(Excerpts from a dataset)
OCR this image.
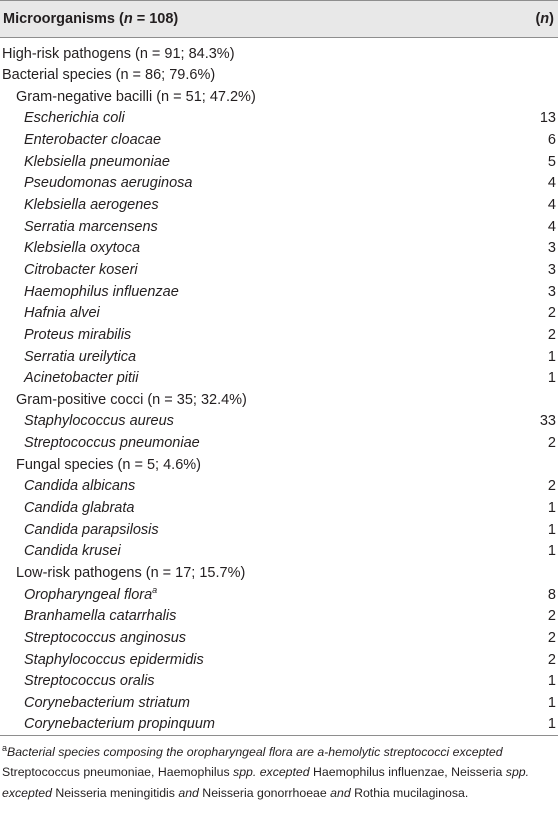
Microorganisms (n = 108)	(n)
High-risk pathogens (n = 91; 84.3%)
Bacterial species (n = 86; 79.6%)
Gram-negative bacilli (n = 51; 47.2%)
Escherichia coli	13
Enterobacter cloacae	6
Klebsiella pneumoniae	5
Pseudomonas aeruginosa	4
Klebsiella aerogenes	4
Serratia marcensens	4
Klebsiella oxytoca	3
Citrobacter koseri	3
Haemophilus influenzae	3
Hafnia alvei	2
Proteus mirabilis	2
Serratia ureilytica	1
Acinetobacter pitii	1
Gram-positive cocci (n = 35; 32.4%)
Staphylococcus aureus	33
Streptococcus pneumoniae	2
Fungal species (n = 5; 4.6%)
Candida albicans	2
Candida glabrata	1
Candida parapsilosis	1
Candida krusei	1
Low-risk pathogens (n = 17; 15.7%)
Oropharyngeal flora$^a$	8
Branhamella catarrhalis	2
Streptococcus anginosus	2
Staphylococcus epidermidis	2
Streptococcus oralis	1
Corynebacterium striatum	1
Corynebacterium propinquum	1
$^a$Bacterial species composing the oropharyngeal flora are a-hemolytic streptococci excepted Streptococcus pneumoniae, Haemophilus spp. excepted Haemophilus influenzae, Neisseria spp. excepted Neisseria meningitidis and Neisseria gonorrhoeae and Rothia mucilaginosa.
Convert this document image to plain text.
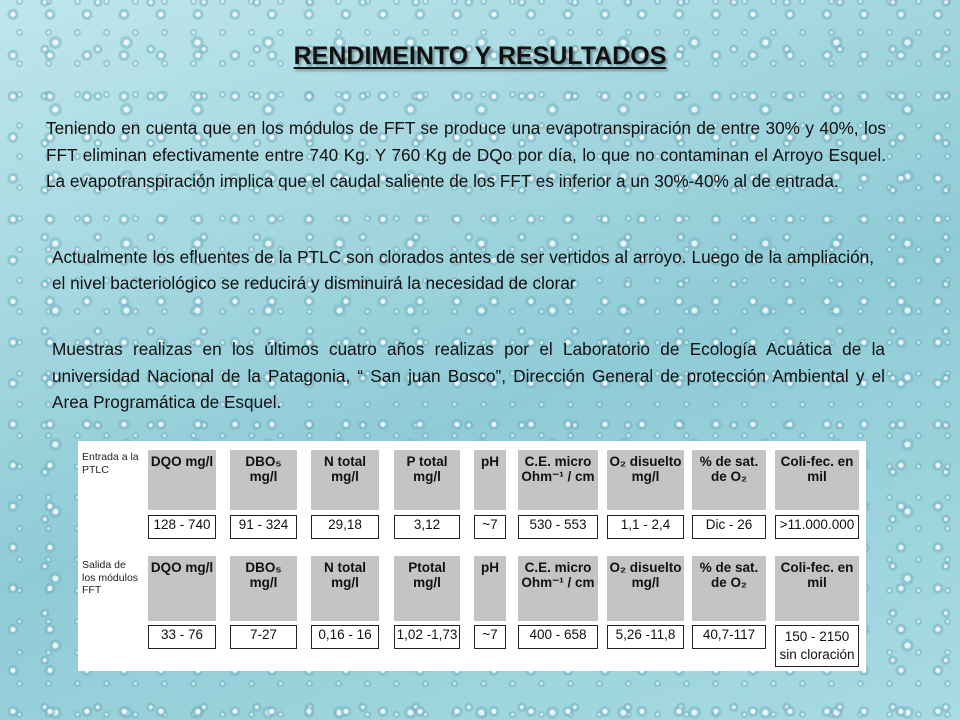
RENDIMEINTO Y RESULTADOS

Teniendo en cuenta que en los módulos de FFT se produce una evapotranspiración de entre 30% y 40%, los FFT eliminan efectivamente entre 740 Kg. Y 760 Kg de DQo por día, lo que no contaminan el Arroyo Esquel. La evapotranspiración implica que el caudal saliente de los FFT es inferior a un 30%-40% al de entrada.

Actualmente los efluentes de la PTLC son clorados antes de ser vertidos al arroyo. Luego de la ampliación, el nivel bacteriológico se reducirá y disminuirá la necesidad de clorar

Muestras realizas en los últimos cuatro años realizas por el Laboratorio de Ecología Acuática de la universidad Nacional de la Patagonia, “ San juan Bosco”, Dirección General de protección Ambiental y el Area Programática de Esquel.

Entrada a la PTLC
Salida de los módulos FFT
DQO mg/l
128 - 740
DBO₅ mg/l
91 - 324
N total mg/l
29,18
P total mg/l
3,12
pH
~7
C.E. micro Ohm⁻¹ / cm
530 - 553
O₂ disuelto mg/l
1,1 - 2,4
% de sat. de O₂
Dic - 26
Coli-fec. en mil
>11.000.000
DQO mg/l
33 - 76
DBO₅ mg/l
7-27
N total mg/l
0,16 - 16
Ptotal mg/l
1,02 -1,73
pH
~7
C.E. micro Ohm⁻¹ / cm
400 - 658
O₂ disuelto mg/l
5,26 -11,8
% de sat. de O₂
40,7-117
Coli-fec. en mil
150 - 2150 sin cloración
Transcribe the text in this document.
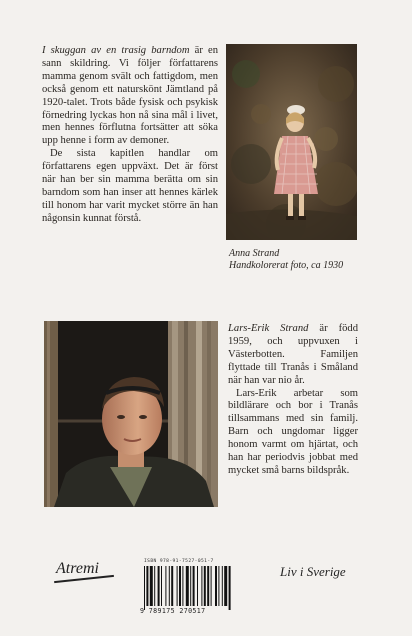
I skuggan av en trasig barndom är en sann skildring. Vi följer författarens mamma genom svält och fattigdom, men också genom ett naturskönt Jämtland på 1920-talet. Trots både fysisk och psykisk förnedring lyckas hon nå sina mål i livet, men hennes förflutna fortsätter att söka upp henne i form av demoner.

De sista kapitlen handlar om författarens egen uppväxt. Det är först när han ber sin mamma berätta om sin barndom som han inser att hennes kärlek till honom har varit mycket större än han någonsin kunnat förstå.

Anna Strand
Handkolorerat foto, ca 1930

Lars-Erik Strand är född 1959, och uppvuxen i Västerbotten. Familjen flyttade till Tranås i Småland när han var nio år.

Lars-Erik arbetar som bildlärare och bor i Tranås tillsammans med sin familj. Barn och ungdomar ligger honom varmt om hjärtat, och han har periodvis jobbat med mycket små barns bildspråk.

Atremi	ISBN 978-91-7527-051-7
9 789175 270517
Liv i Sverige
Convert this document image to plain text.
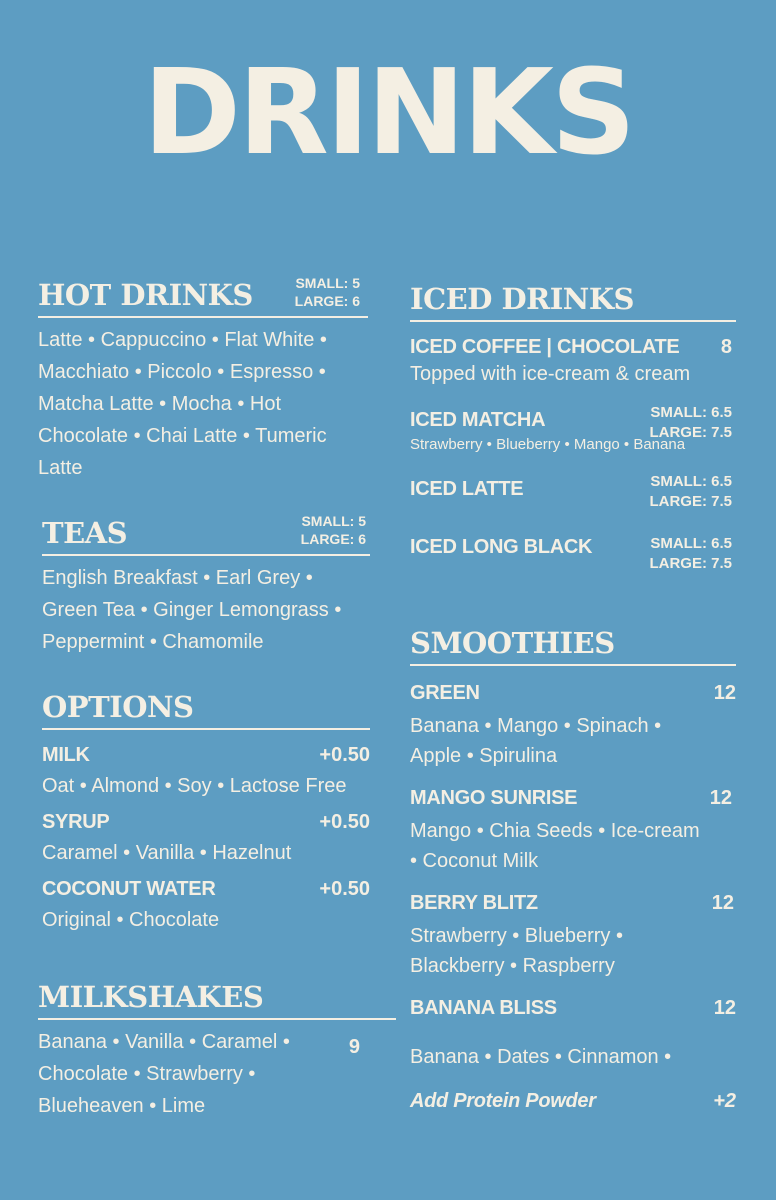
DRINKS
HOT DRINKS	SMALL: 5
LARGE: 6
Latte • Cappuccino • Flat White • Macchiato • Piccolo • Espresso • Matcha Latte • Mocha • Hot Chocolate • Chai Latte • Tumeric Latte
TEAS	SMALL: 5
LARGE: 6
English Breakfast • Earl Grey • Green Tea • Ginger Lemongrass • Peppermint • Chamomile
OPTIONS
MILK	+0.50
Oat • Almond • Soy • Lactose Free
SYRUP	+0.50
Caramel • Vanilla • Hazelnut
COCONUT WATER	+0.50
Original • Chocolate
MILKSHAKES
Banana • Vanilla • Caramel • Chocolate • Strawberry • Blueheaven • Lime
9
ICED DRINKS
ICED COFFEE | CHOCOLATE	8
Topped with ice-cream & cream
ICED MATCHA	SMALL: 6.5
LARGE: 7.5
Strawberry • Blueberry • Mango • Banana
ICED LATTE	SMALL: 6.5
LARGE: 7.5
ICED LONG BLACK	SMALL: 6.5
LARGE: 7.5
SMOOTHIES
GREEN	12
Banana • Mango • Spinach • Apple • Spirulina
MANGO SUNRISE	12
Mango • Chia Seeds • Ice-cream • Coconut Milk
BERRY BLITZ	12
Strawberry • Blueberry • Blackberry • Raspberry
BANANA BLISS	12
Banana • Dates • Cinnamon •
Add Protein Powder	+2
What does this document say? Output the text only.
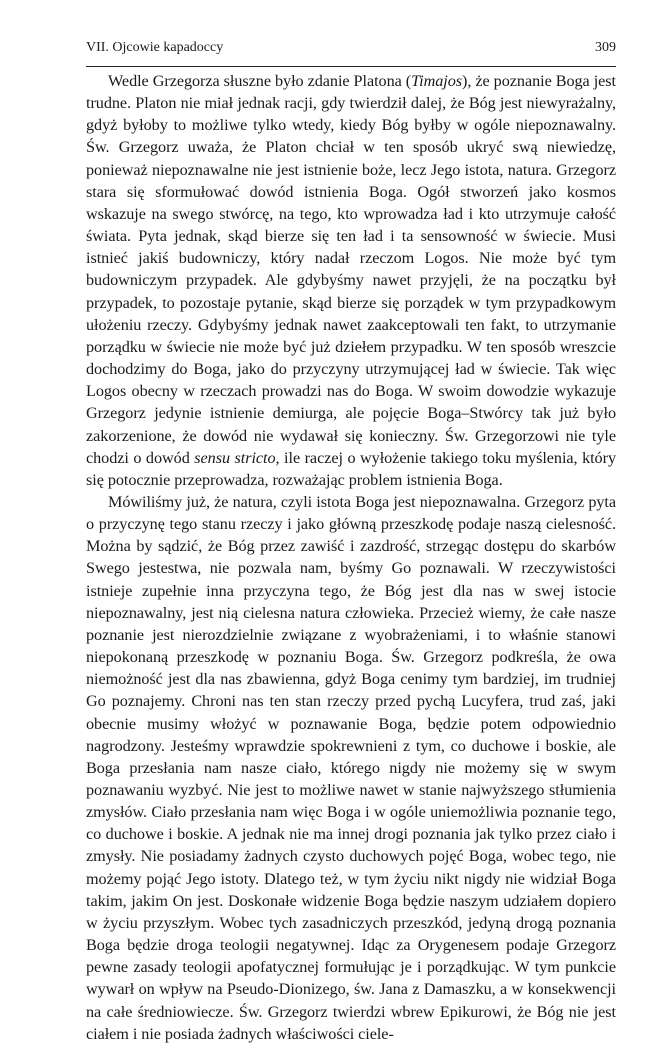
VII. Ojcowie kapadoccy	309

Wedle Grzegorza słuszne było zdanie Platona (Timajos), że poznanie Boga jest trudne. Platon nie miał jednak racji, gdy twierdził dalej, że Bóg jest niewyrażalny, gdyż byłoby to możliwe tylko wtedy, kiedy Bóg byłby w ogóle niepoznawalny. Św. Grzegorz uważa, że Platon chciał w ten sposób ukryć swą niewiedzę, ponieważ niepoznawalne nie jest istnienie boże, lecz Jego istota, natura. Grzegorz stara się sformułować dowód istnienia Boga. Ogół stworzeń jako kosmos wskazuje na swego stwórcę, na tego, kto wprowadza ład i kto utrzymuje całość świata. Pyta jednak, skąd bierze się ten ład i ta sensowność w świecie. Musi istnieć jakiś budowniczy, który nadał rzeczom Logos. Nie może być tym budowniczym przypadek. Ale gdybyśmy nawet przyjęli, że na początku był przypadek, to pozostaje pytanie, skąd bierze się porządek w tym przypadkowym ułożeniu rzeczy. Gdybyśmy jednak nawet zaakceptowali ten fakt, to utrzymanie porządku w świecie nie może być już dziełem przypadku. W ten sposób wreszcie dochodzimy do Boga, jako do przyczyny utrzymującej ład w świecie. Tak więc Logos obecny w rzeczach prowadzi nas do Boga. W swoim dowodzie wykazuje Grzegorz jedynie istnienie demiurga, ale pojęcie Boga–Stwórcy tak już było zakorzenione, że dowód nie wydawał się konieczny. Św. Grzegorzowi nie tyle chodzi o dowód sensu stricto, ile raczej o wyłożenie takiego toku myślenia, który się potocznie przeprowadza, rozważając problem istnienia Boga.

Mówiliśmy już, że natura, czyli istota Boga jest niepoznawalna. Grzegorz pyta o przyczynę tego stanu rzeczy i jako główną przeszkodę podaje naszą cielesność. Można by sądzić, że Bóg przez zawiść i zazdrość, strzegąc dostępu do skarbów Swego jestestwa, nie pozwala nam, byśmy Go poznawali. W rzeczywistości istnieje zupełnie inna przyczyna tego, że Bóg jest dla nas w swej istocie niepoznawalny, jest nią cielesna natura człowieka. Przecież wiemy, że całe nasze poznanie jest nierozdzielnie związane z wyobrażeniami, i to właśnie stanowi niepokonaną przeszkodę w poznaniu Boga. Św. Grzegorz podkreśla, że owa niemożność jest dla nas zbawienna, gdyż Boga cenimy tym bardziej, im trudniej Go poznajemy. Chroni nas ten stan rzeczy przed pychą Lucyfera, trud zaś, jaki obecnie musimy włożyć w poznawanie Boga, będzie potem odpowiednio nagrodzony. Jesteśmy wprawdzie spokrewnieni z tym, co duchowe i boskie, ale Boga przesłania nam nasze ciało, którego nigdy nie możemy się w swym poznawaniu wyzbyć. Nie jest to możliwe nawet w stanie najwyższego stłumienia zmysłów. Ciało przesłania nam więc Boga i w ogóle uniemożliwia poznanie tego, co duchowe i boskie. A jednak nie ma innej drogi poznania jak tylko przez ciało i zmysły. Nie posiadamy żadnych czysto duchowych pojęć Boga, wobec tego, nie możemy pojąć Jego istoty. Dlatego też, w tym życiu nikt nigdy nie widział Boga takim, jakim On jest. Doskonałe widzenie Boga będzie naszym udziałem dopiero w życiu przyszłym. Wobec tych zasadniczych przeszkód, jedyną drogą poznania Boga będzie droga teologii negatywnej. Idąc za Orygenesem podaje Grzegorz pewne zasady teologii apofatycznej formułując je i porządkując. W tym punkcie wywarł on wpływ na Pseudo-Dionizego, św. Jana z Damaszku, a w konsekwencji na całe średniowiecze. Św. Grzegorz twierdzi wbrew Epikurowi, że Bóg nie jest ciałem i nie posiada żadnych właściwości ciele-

-- YOUR TASK --
Scan the entries above for the word "mycket". Report the lines that hold it.

-- ANSWER TO THIS EXERCISE --
De sista kapitlen handlar om författarens egen uppväxt. Det är först när han ber sin mamma berätta om sin barndom som han inser att hennes kärlek till honom har varit mycket större än han någonsin kunnat förstå.
Lars-Erik arbetar som bildlärare och bor i Tranås tillsammans med sin familj. Barn och ungdomar ligger honom varmt om hjärtat, och han har periodvis jobbat med mycket små barns bildspråk.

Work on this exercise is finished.